#### [Problem to solve]
Reproduce every one of the rows below word for word, line by line, without changing anything.

#### [Given information]
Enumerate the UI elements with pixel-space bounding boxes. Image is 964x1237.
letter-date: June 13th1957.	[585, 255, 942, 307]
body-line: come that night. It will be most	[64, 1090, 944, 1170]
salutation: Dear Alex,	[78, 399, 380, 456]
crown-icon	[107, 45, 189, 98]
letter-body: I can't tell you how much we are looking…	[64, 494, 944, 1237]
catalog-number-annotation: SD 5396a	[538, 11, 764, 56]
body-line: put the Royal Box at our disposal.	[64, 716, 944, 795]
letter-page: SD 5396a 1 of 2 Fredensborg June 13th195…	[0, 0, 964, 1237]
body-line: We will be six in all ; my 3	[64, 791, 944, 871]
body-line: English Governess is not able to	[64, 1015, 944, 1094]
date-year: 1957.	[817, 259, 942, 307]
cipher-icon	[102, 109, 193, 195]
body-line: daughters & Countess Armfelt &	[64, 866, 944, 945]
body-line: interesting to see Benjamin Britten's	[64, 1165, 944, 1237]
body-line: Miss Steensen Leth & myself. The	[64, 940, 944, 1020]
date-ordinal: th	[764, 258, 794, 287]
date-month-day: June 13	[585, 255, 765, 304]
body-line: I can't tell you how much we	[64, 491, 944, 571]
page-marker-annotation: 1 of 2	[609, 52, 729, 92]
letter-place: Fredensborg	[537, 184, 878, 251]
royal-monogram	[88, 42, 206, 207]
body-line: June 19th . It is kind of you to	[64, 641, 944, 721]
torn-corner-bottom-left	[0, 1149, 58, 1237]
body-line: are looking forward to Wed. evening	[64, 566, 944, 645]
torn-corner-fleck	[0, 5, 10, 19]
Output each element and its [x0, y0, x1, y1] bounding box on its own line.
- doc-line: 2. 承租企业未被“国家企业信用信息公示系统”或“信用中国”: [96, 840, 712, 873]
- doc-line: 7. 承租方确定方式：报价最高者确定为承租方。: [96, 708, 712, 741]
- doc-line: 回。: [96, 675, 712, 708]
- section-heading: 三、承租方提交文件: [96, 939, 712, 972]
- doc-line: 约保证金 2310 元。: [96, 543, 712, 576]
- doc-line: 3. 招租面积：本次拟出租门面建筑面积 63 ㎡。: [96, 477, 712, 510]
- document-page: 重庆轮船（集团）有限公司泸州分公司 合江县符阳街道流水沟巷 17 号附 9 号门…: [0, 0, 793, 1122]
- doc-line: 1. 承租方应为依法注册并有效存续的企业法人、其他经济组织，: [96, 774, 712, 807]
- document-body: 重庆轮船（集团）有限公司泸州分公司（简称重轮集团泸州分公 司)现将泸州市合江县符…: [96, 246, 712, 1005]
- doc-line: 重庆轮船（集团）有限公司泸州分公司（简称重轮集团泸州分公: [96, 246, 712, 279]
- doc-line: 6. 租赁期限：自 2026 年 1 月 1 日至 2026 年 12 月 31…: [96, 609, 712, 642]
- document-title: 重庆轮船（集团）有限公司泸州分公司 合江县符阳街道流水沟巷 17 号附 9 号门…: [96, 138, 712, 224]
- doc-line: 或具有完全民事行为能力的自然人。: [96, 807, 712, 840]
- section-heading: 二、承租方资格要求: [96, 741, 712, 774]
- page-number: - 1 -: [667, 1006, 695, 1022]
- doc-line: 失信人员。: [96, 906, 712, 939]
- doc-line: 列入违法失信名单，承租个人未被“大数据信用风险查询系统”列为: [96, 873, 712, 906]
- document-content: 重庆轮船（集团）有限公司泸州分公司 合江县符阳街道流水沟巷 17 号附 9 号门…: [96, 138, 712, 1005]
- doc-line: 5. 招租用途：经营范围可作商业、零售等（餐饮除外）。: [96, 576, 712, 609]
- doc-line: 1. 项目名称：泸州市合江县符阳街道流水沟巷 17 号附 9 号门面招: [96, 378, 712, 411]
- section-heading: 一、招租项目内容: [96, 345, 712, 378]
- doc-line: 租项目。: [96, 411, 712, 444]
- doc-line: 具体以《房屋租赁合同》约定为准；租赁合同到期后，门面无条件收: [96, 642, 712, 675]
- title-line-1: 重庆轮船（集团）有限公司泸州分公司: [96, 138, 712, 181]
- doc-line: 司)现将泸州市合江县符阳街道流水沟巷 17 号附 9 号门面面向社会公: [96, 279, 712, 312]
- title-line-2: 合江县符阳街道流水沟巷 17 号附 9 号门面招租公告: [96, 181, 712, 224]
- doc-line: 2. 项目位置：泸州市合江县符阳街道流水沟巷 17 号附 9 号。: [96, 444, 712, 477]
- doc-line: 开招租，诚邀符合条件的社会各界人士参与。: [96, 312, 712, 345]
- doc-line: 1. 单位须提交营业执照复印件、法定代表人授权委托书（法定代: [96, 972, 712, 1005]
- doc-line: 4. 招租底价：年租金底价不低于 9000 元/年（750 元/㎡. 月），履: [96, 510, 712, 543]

#### [Solved exercise]
Enumerate the UI elements with pixel-space bounding boxes. Image is 964x1237.
letter-date: June 13th1957.	[585, 255, 942, 307]
body-line: come that night. It will be most	[64, 1090, 944, 1170]
salutation: Dear Alex,	[78, 399, 380, 456]
crown-icon	[107, 45, 189, 98]
letter-body: I can't tell you how much we are looking…	[64, 494, 944, 1237]
catalog-number-annotation: SD 5396a	[538, 11, 764, 56]
body-line: put the Royal Box at our disposal.	[64, 716, 944, 795]
letter-page: SD 5396a 1 of 2 Fredensborg June 13th195…	[0, 0, 964, 1237]
body-line: We will be six in all ; my 3	[64, 791, 944, 871]
body-line: English Governess is not able to	[64, 1015, 944, 1094]
date-year: 1957.	[817, 259, 942, 307]
cipher-icon	[102, 109, 193, 195]
body-line: daughters & Countess Armfelt &	[64, 866, 944, 945]
body-line: interesting to see Benjamin Britten's	[64, 1165, 944, 1237]
body-line: Miss Steensen Leth & myself. The	[64, 940, 944, 1020]
date-ordinal: th	[764, 258, 794, 287]
date-month-day: June 13	[585, 255, 765, 304]
body-line: I can't tell you how much we	[64, 491, 944, 571]
page-marker-annotation: 1 of 2	[609, 52, 729, 92]
letter-place: Fredensborg	[537, 184, 878, 251]
royal-monogram	[88, 42, 206, 207]
body-line: June 19th . It is kind of you to	[64, 641, 944, 721]
torn-corner-bottom-left	[0, 1149, 58, 1237]
body-line: are looking forward to Wed. evening	[64, 566, 944, 645]
torn-corner-fleck	[0, 5, 10, 19]
Output each element and its [x0, y0, x1, y1] bounding box on its own line.
- doc-line: 2. 承租企业未被“国家企业信用信息公示系统”或“信用中国”: [96, 840, 712, 873]
- doc-line: 7. 承租方确定方式：报价最高者确定为承租方。: [96, 708, 712, 741]
- doc-line: 回。: [96, 675, 712, 708]
- section-heading: 三、承租方提交文件: [96, 939, 712, 972]
- doc-line: 约保证金 2310 元。: [96, 543, 712, 576]
- doc-line: 3. 招租面积：本次拟出租门面建筑面积 63 ㎡。: [96, 477, 712, 510]
- document-page: 重庆轮船（集团）有限公司泸州分公司 合江县符阳街道流水沟巷 17 号附 9 号门…: [0, 0, 793, 1122]
- doc-line: 1. 承租方应为依法注册并有效存续的企业法人、其他经济组织，: [96, 774, 712, 807]
- document-body: 重庆轮船（集团）有限公司泸州分公司（简称重轮集团泸州分公 司)现将泸州市合江县符…: [96, 246, 712, 1005]
- doc-line: 重庆轮船（集团）有限公司泸州分公司（简称重轮集团泸州分公: [96, 246, 712, 279]
- doc-line: 6. 租赁期限：自 2026 年 1 月 1 日至 2026 年 12 月 31…: [96, 609, 712, 642]
- document-title: 重庆轮船（集团）有限公司泸州分公司 合江县符阳街道流水沟巷 17 号附 9 号门…: [96, 138, 712, 224]
- doc-line: 或具有完全民事行为能力的自然人。: [96, 807, 712, 840]
- section-heading: 二、承租方资格要求: [96, 741, 712, 774]
- page-number: - 1 -: [667, 1006, 695, 1022]
- doc-line: 失信人员。: [96, 906, 712, 939]
- doc-line: 列入违法失信名单，承租个人未被“大数据信用风险查询系统”列为: [96, 873, 712, 906]
- document-content: 重庆轮船（集团）有限公司泸州分公司 合江县符阳街道流水沟巷 17 号附 9 号门…: [96, 138, 712, 1005]
- doc-line: 5. 招租用途：经营范围可作商业、零售等（餐饮除外）。: [96, 576, 712, 609]
- doc-line: 1. 项目名称：泸州市合江县符阳街道流水沟巷 17 号附 9 号门面招: [96, 378, 712, 411]
- section-heading: 一、招租项目内容: [96, 345, 712, 378]
- doc-line: 租项目。: [96, 411, 712, 444]
- doc-line: 具体以《房屋租赁合同》约定为准；租赁合同到期后，门面无条件收: [96, 642, 712, 675]
- title-line-1: 重庆轮船（集团）有限公司泸州分公司: [96, 138, 712, 181]
- doc-line: 司)现将泸州市合江县符阳街道流水沟巷 17 号附 9 号门面面向社会公: [96, 279, 712, 312]
- title-line-2: 合江县符阳街道流水沟巷 17 号附 9 号门面招租公告: [96, 181, 712, 224]
- doc-line: 2. 项目位置：泸州市合江县符阳街道流水沟巷 17 号附 9 号。: [96, 444, 712, 477]
- doc-line: 开招租，诚邀符合条件的社会各界人士参与。: [96, 312, 712, 345]
- doc-line: 1. 单位须提交营业执照复印件、法定代表人授权委托书（法定代: [96, 972, 712, 1005]
- doc-line: 4. 招租底价：年租金底价不低于 9000 元/年（750 元/㎡. 月），履: [96, 510, 712, 543]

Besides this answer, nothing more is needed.